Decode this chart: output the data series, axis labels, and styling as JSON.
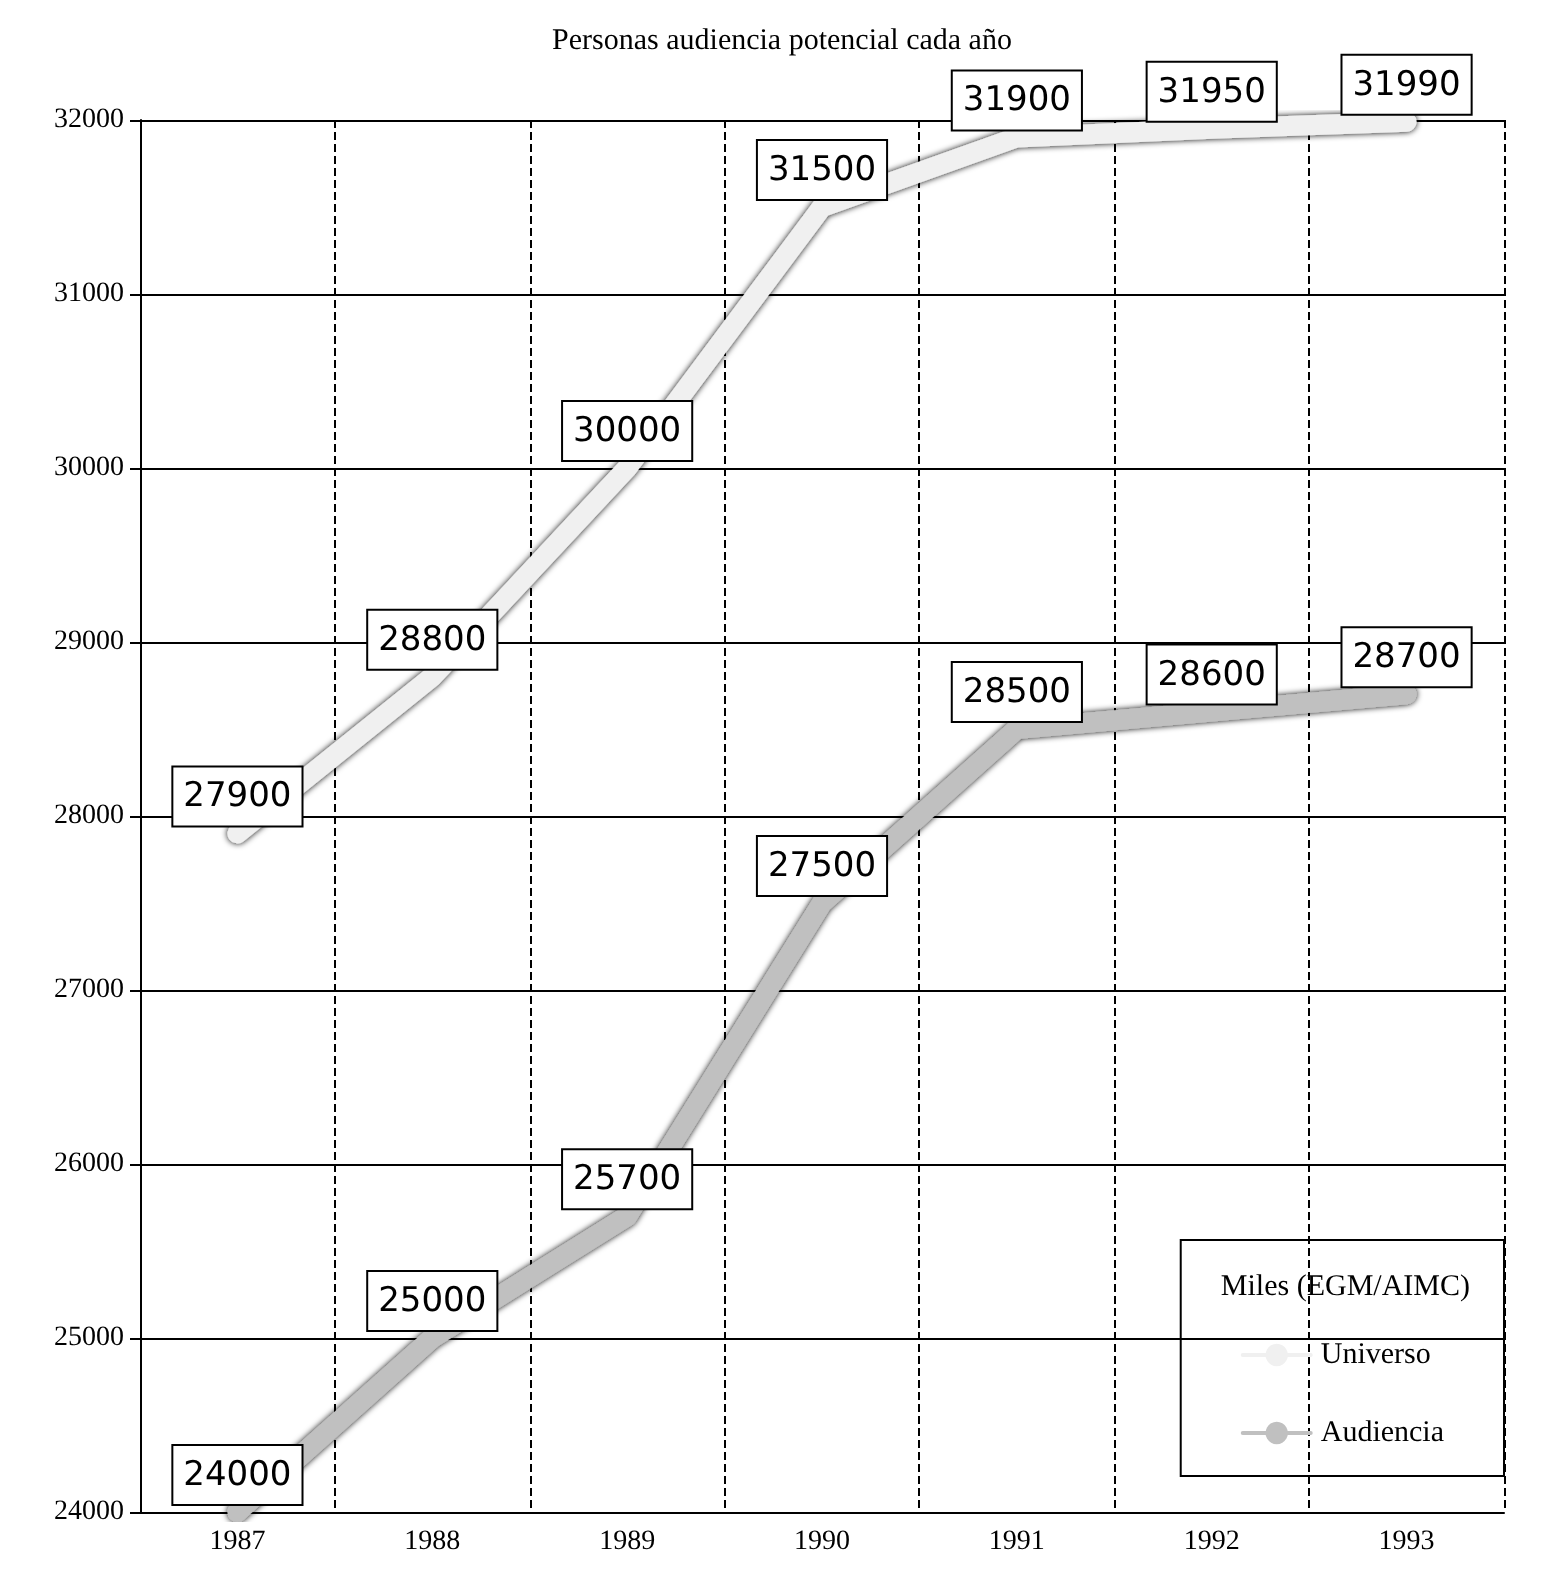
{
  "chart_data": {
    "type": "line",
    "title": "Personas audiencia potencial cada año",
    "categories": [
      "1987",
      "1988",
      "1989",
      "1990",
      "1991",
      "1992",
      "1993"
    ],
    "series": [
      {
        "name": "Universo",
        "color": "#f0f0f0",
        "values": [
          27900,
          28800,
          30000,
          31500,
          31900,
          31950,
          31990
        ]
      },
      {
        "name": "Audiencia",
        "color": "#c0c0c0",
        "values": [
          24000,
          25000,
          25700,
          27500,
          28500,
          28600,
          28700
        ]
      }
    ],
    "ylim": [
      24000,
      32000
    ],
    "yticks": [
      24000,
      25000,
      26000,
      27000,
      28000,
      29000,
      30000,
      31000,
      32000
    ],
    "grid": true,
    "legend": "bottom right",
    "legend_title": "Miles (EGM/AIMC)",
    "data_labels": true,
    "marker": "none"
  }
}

...

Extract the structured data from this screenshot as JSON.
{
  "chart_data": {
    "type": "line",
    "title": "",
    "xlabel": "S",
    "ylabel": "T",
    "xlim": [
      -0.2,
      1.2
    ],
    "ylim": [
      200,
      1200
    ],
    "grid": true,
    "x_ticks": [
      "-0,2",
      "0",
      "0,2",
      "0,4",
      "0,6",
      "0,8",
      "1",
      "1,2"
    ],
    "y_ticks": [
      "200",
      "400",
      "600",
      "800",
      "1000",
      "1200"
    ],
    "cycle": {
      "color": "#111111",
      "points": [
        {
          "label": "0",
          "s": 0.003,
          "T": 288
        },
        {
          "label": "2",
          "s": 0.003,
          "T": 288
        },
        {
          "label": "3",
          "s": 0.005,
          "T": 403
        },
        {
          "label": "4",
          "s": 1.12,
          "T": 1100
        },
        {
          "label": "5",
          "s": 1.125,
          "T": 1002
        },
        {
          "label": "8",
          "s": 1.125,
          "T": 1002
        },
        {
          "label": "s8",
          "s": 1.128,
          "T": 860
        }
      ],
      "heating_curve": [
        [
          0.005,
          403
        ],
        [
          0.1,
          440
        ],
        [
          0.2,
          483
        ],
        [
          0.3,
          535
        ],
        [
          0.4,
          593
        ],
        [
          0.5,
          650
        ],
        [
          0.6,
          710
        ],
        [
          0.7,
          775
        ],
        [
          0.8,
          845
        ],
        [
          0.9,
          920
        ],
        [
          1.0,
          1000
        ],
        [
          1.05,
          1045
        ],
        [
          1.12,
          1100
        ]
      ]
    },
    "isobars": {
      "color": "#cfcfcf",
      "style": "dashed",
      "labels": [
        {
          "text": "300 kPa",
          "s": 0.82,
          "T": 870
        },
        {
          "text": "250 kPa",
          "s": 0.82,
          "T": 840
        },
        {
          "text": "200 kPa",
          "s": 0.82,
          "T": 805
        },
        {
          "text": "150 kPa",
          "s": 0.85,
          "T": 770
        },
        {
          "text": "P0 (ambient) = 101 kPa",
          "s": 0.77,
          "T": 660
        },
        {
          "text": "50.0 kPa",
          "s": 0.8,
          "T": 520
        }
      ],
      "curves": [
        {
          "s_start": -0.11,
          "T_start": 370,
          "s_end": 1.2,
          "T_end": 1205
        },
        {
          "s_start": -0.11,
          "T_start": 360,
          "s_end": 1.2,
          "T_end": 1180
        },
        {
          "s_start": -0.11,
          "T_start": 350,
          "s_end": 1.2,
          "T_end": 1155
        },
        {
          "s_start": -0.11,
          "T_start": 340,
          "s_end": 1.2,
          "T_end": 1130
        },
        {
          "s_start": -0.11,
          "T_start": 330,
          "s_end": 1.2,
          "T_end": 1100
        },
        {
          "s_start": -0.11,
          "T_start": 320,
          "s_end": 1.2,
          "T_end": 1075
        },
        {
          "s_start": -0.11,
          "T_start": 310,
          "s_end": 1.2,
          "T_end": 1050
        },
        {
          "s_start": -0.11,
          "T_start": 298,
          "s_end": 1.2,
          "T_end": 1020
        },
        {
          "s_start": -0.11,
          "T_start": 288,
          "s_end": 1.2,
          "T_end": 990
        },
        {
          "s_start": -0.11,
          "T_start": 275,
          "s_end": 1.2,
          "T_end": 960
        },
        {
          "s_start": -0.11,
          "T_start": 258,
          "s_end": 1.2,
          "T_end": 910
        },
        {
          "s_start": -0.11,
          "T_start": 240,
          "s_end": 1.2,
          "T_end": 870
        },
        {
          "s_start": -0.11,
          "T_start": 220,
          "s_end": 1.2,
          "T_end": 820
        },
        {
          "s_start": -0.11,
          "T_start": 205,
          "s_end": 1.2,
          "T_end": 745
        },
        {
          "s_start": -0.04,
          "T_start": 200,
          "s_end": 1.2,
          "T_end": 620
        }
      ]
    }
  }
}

--

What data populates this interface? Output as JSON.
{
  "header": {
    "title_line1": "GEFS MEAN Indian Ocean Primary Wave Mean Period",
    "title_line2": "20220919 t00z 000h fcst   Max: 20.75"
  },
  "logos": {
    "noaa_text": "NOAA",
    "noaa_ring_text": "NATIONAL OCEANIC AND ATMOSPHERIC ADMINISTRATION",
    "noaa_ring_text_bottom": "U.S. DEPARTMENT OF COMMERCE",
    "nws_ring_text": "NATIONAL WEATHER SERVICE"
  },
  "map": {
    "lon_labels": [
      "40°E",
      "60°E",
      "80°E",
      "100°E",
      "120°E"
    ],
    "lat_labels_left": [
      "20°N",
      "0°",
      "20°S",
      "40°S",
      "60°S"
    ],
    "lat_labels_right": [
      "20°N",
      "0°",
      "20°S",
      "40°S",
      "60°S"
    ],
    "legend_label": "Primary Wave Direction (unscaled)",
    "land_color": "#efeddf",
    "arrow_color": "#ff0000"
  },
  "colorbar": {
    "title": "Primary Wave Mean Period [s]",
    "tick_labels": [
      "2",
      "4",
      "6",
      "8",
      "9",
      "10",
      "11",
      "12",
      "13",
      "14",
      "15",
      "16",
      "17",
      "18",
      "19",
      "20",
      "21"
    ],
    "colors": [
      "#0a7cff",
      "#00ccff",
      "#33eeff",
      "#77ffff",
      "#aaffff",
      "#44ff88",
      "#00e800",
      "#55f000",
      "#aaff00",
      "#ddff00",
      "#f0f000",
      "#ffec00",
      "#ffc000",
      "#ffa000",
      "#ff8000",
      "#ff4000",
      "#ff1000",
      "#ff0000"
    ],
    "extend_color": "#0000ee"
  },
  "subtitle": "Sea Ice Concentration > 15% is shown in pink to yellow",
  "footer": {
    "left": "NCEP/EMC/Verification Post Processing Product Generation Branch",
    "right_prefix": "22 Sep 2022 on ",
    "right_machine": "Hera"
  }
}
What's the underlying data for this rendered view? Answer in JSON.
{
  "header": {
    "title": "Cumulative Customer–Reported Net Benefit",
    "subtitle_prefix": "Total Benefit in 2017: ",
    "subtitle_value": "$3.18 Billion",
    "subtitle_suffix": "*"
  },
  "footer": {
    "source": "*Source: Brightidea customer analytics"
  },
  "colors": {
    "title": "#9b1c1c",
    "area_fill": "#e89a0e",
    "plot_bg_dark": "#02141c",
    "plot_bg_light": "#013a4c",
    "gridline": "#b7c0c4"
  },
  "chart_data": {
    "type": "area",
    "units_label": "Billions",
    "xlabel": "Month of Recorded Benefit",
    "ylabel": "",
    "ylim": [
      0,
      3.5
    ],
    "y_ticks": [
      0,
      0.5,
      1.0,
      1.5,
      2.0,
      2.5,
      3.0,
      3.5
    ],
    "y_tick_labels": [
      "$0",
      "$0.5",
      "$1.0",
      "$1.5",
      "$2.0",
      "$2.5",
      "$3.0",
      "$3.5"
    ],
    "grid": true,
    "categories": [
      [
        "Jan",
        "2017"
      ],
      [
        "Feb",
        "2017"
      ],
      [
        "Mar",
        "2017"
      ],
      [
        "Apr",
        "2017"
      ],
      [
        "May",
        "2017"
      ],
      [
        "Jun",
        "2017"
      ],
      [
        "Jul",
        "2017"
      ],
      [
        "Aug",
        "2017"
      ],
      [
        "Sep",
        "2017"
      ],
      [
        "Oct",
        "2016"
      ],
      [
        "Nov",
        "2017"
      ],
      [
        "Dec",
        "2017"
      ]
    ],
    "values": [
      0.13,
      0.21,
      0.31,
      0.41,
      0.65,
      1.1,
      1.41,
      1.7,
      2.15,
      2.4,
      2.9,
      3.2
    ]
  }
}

WHAT YOU SHOULD DO => Pick out and copy the lines of the material that include the word "xlabel".

THE OUTPUT =>
    "xlabel": "S",
    "xlabel": "Month of Recorded Benefit",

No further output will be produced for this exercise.